Stated exercise:
Check each line of the records below and collect those holding "name".

Extracted records:
'''

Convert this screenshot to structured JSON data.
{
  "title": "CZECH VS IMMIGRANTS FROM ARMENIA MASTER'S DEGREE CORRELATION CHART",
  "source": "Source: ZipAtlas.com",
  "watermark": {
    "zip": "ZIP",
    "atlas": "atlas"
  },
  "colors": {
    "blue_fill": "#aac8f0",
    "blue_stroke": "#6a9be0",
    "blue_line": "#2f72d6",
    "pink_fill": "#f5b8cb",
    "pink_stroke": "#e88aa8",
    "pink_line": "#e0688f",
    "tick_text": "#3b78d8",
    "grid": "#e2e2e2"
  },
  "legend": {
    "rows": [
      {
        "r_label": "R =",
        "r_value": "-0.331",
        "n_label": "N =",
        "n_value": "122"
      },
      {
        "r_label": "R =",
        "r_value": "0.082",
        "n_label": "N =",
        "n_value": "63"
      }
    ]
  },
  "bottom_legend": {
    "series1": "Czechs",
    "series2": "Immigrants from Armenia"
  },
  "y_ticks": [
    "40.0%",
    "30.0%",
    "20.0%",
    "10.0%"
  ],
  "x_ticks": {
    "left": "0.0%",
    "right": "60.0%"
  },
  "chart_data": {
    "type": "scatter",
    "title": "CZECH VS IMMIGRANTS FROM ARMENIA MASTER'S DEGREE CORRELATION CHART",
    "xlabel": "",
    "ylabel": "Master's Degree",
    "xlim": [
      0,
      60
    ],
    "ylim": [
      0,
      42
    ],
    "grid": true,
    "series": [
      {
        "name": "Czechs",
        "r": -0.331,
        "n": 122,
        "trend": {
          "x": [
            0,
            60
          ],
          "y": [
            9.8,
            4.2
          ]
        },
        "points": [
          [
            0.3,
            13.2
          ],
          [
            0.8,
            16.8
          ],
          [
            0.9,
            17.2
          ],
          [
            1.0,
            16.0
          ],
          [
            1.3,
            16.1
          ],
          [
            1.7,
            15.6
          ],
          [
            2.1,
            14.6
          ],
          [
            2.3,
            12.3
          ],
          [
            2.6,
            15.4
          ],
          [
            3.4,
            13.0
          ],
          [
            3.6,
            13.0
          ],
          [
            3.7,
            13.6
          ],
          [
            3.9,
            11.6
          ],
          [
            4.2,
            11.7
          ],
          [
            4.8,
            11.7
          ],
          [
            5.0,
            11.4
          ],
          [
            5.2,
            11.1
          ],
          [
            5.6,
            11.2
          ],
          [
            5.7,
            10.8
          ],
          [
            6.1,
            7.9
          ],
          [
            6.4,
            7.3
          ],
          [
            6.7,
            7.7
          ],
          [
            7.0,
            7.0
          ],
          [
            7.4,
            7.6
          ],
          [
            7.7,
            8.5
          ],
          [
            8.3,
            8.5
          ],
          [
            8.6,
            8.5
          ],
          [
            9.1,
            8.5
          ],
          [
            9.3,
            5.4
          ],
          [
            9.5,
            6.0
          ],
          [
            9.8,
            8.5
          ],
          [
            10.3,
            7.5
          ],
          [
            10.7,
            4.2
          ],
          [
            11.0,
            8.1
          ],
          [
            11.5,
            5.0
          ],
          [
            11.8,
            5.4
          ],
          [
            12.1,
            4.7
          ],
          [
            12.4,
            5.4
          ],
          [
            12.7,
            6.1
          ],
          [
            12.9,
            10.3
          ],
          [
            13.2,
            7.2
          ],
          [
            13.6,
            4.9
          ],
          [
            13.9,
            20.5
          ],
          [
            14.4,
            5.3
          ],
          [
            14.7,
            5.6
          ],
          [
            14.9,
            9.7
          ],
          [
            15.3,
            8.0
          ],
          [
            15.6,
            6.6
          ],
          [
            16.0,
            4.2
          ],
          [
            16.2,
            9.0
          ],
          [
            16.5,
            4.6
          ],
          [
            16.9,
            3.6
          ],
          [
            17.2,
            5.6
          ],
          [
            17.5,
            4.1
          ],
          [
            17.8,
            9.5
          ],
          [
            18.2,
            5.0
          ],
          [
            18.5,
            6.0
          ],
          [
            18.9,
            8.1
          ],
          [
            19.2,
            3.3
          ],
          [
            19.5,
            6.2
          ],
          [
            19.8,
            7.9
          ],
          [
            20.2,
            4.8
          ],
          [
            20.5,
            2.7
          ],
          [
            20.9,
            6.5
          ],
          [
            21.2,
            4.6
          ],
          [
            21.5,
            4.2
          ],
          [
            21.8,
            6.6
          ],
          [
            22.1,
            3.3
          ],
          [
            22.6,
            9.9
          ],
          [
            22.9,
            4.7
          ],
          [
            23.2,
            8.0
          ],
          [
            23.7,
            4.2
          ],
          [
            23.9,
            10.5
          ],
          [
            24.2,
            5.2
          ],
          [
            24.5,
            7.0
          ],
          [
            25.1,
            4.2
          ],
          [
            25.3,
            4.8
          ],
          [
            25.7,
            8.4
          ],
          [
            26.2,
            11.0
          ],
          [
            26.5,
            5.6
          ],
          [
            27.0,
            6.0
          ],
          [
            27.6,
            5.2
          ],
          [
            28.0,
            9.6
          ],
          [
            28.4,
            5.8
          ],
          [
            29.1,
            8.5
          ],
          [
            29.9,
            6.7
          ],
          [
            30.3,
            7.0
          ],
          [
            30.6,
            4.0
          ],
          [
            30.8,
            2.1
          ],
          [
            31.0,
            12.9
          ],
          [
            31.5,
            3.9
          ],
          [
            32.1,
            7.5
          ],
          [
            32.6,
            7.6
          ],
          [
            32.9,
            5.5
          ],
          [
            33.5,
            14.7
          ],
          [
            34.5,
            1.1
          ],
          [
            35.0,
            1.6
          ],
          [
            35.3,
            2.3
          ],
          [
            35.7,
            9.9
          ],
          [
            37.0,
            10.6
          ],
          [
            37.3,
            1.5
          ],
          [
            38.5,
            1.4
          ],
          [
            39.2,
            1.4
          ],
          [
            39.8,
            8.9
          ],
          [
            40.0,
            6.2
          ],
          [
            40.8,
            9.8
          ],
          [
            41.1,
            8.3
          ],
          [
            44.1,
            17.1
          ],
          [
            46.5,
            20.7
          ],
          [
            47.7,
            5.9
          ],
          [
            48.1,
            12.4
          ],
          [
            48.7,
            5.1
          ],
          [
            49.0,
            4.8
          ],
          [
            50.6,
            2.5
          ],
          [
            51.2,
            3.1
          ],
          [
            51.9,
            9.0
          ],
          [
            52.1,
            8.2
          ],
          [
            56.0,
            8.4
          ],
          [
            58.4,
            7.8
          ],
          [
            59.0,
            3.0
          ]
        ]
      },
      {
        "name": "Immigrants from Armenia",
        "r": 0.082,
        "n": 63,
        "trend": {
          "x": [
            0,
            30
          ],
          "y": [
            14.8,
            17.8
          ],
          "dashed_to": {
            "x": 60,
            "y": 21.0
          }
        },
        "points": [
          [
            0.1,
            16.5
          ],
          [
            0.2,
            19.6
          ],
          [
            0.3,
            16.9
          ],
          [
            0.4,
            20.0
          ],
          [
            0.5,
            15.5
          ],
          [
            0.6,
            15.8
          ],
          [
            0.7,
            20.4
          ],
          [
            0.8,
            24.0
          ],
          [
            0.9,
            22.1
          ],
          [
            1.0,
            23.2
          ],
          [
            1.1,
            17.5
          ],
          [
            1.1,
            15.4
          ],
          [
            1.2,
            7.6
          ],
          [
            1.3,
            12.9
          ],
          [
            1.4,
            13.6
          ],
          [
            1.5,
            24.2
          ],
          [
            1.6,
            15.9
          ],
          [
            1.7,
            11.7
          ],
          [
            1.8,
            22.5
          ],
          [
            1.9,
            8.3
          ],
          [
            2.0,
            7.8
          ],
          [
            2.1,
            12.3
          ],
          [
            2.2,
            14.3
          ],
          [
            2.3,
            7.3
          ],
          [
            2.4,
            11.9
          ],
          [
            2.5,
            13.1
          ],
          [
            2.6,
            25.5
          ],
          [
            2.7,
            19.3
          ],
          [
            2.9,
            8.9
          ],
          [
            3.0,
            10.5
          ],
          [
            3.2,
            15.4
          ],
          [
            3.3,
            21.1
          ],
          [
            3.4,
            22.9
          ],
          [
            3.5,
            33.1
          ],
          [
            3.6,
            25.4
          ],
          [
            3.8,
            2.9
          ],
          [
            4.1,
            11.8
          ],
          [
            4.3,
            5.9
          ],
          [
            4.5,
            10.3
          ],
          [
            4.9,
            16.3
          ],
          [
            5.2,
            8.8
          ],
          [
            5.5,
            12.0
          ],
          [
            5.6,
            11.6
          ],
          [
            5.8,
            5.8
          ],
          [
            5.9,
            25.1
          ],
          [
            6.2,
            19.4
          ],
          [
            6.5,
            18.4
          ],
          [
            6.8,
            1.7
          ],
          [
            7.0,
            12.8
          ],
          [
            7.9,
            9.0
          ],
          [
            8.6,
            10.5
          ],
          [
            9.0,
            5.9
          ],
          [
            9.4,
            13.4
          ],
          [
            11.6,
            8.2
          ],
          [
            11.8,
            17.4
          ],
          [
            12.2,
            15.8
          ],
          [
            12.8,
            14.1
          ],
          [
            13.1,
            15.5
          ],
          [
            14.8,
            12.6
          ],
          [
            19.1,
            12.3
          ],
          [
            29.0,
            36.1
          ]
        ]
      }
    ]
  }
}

'''

Task result:
        "name": "Czechs",
        "name": "Immigrants from Armenia",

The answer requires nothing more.